__WORK TO COMPLETE__. Read the records and gather each line that includes "ylabel".

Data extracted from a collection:
_____
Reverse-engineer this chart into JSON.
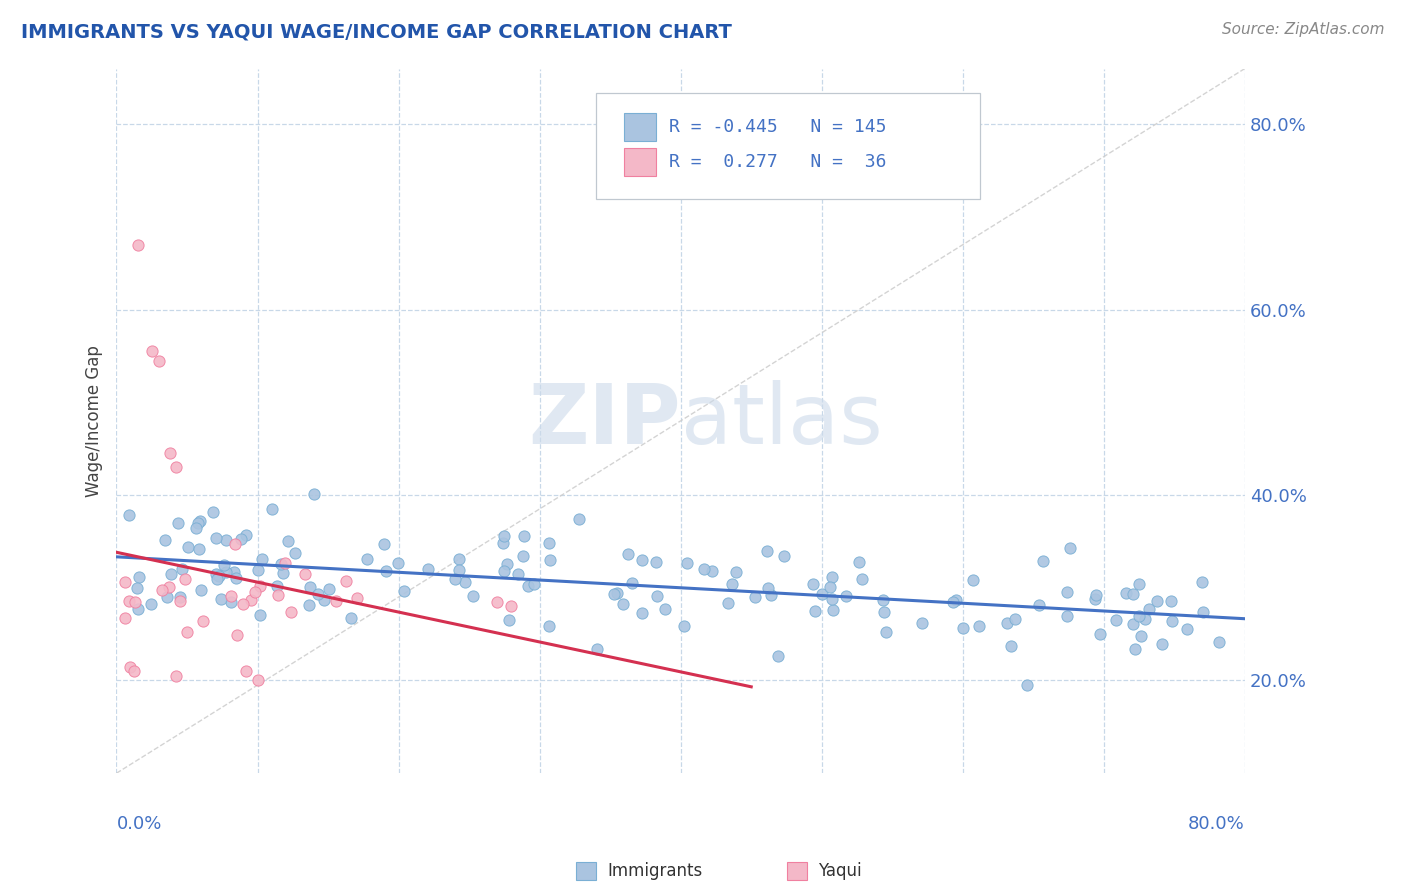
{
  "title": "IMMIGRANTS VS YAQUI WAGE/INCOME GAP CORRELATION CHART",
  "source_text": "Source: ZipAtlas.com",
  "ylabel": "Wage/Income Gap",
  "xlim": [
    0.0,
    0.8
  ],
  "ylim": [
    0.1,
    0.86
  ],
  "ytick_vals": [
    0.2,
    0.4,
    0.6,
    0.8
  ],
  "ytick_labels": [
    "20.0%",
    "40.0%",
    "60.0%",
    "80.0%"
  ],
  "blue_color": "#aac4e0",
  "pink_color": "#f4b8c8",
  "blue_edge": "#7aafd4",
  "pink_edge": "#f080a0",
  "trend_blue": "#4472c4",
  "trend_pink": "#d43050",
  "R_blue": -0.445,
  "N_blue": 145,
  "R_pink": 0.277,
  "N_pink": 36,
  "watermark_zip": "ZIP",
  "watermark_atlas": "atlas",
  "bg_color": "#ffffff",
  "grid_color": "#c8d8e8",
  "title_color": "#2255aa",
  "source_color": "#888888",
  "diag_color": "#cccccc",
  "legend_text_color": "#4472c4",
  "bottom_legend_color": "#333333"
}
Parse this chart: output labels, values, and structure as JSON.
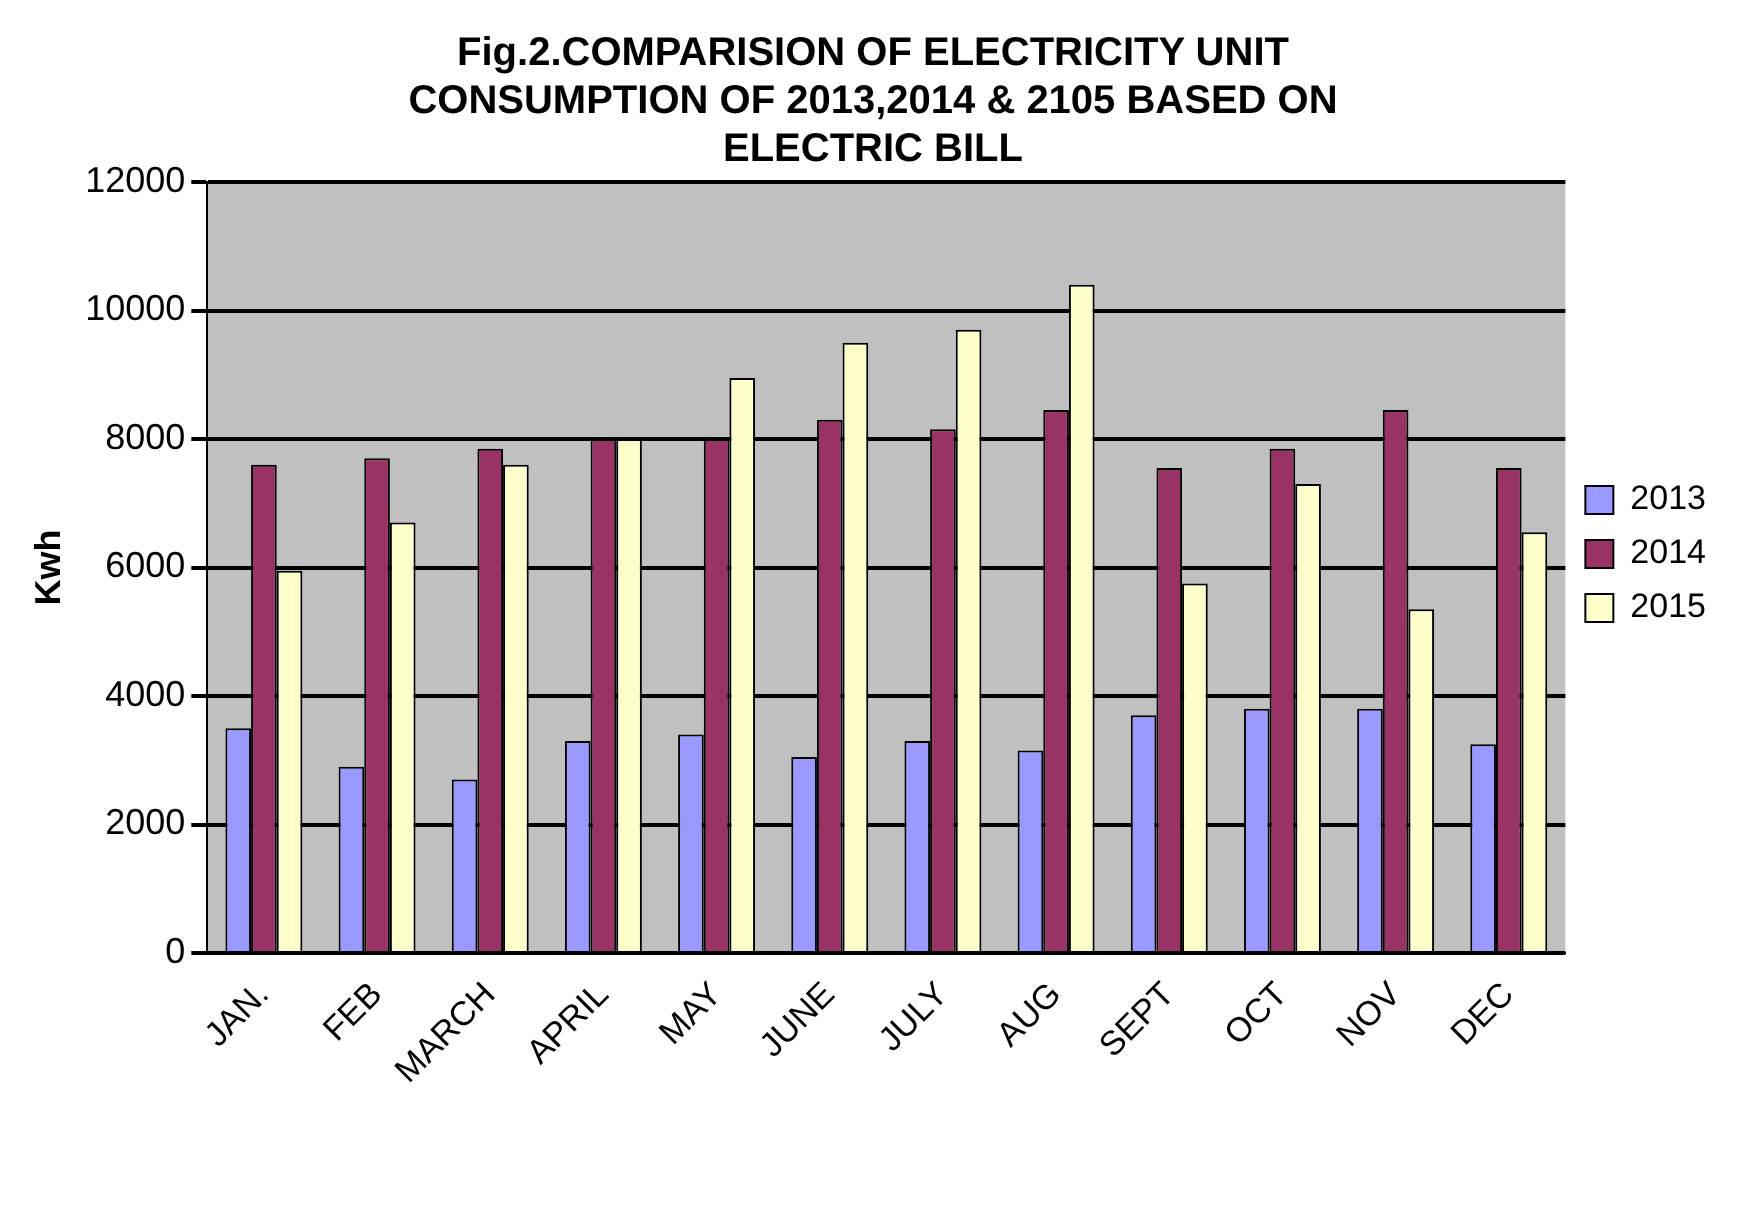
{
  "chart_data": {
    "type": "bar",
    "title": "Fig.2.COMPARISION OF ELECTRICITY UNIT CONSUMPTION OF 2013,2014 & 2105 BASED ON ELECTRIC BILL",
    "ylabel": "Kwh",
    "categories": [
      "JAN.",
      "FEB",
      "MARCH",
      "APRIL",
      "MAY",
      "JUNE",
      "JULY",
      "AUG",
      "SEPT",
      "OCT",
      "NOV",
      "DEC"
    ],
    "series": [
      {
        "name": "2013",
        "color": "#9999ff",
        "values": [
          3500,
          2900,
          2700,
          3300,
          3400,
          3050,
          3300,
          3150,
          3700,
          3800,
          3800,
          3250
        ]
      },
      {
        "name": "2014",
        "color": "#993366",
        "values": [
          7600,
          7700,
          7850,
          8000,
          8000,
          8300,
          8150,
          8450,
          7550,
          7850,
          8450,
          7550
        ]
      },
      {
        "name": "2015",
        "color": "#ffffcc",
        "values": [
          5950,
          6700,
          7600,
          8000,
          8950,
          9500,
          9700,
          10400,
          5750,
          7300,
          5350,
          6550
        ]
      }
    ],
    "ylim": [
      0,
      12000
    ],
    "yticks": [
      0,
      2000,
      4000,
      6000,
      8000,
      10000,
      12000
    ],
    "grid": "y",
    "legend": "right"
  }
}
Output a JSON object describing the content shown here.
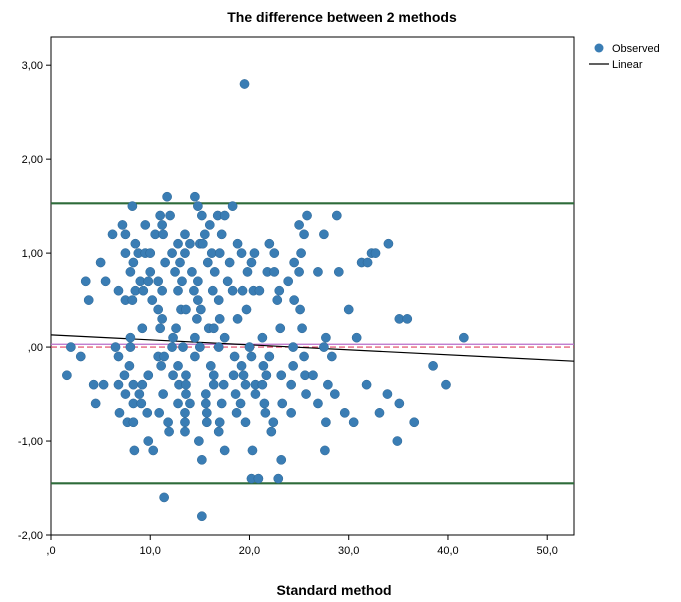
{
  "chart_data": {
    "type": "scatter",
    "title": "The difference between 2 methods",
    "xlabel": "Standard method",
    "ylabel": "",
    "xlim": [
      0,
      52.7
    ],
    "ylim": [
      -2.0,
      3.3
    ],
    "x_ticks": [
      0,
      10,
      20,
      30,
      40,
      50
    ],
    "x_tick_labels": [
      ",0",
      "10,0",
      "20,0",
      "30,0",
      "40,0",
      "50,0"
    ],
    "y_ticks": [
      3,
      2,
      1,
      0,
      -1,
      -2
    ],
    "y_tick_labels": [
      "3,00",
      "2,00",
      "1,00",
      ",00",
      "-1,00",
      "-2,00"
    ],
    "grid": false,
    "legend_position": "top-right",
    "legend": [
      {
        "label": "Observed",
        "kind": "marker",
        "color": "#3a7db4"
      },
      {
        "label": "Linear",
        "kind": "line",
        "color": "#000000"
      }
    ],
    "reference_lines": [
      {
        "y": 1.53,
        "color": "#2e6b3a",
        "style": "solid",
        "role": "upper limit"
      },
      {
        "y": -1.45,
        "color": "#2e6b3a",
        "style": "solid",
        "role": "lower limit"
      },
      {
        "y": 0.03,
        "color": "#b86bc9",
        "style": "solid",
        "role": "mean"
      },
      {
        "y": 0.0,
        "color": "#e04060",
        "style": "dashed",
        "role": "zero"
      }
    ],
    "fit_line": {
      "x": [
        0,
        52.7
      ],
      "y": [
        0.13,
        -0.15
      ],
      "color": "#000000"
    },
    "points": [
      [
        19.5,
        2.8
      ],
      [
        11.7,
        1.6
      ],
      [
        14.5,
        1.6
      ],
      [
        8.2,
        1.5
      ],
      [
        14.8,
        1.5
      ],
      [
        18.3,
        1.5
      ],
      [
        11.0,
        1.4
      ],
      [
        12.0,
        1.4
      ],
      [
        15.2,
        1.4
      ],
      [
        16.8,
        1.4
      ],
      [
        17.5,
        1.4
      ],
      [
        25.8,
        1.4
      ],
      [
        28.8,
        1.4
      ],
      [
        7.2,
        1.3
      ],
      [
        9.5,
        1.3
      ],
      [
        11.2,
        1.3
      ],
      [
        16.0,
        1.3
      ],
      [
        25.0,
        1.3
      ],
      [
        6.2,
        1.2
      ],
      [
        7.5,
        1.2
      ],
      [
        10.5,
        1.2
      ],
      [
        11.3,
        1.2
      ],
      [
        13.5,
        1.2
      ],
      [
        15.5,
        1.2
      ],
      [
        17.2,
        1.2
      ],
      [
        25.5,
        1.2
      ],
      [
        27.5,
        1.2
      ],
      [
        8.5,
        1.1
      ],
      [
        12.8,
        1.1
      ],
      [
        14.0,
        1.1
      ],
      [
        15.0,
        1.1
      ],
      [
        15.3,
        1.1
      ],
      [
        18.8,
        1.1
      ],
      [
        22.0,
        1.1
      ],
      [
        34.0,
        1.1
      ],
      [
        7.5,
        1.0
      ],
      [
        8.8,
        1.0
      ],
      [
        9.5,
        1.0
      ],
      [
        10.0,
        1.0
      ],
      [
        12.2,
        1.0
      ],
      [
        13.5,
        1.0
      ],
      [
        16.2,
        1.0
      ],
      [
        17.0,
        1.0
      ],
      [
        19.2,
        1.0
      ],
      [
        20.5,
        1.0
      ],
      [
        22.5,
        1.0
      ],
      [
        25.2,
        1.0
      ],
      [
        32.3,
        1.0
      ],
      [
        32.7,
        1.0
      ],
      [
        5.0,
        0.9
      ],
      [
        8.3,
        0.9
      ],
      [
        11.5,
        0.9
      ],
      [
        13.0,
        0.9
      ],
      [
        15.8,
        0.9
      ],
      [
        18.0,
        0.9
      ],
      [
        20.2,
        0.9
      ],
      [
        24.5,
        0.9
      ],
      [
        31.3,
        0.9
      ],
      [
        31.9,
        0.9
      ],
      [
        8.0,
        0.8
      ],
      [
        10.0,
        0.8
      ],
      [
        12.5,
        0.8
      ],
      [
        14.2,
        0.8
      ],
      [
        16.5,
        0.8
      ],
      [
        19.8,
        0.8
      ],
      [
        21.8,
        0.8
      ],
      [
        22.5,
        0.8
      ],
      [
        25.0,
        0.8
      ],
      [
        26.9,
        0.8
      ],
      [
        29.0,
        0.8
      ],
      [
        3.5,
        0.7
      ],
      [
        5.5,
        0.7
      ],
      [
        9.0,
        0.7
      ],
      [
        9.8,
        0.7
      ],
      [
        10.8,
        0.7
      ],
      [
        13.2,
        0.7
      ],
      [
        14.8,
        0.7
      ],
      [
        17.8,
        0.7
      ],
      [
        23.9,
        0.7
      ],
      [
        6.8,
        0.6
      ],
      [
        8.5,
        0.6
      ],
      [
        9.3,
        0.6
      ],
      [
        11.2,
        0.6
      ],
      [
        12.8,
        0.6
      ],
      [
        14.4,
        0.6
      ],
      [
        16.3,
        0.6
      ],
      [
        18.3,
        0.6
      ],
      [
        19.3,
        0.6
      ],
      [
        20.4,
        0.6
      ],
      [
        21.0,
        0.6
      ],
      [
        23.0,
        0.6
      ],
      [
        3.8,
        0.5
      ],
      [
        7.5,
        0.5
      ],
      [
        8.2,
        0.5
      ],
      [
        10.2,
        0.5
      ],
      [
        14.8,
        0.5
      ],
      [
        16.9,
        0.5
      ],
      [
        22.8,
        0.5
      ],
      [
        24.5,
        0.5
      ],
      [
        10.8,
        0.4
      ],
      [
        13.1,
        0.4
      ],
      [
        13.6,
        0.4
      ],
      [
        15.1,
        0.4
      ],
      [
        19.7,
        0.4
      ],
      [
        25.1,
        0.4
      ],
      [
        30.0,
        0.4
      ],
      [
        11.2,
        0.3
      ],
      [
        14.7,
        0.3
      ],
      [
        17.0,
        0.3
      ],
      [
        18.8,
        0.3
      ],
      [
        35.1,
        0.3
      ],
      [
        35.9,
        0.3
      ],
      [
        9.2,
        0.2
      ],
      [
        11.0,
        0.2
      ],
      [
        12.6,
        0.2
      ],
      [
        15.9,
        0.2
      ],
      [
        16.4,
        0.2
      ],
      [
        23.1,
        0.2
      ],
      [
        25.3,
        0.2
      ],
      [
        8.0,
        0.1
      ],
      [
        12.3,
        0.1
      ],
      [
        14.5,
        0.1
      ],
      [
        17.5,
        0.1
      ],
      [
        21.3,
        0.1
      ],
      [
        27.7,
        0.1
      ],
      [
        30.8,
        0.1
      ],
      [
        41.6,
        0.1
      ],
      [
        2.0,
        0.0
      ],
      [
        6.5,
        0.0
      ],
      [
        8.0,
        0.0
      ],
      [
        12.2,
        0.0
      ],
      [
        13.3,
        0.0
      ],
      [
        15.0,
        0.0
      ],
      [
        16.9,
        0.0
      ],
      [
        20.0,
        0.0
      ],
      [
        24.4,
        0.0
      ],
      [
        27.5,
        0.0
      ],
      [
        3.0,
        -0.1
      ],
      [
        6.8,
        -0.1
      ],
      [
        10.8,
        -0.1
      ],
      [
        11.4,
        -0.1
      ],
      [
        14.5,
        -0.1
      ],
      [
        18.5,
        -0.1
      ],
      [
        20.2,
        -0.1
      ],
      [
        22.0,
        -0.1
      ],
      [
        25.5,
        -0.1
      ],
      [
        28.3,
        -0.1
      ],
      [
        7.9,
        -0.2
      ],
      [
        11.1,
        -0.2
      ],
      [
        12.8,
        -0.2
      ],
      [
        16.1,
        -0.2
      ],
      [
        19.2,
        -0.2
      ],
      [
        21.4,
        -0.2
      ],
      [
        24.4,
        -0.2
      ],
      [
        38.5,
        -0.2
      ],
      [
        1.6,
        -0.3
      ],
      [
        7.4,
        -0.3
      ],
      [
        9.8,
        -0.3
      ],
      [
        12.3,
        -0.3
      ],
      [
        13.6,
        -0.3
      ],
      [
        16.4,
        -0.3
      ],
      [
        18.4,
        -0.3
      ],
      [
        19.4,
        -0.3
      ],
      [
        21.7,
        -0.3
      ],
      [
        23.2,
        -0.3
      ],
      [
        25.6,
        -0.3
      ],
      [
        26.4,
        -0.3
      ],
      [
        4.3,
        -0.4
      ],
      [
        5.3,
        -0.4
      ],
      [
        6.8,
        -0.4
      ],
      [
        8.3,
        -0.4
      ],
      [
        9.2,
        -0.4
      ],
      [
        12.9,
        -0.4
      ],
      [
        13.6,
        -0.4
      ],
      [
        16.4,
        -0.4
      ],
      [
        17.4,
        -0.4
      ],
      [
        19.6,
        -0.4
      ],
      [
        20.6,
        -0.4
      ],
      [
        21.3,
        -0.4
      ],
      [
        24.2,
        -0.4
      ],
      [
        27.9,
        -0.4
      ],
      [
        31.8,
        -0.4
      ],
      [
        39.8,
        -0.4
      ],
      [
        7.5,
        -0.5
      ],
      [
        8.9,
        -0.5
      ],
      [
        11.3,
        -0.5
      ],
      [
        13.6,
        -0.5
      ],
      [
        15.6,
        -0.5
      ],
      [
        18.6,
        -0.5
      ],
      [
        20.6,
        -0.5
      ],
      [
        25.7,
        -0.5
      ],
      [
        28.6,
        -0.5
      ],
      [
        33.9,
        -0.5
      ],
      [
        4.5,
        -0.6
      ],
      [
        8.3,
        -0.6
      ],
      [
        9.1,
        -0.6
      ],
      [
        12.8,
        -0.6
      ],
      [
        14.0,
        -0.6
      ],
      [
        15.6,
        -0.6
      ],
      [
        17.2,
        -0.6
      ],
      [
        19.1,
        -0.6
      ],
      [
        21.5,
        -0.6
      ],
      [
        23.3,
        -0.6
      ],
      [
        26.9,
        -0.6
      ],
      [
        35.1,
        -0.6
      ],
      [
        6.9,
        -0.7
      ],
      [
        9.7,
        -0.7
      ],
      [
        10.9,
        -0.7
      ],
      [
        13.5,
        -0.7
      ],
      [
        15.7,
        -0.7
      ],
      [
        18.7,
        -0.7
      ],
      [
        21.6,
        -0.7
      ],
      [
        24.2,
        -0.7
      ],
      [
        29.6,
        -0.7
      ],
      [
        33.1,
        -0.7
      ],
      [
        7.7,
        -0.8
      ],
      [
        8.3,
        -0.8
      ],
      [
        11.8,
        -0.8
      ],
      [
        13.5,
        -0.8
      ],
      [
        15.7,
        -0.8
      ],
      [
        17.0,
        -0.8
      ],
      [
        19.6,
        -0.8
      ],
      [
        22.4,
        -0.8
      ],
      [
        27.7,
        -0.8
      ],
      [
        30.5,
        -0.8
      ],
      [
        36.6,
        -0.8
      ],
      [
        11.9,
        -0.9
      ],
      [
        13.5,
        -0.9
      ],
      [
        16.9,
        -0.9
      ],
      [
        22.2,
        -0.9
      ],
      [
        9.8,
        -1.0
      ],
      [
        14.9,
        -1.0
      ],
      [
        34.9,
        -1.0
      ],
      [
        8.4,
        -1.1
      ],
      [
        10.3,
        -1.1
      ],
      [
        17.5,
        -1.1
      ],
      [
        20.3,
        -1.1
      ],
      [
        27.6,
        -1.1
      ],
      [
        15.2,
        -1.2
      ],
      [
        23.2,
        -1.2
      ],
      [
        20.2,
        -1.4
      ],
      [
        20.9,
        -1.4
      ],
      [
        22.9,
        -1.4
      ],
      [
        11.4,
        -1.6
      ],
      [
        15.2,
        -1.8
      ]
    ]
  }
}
_____
__TASK RESULT__.
  "ylabel": "Wage/Income Gap",
    "ylabel": "Kwh",
    "ylabel": "",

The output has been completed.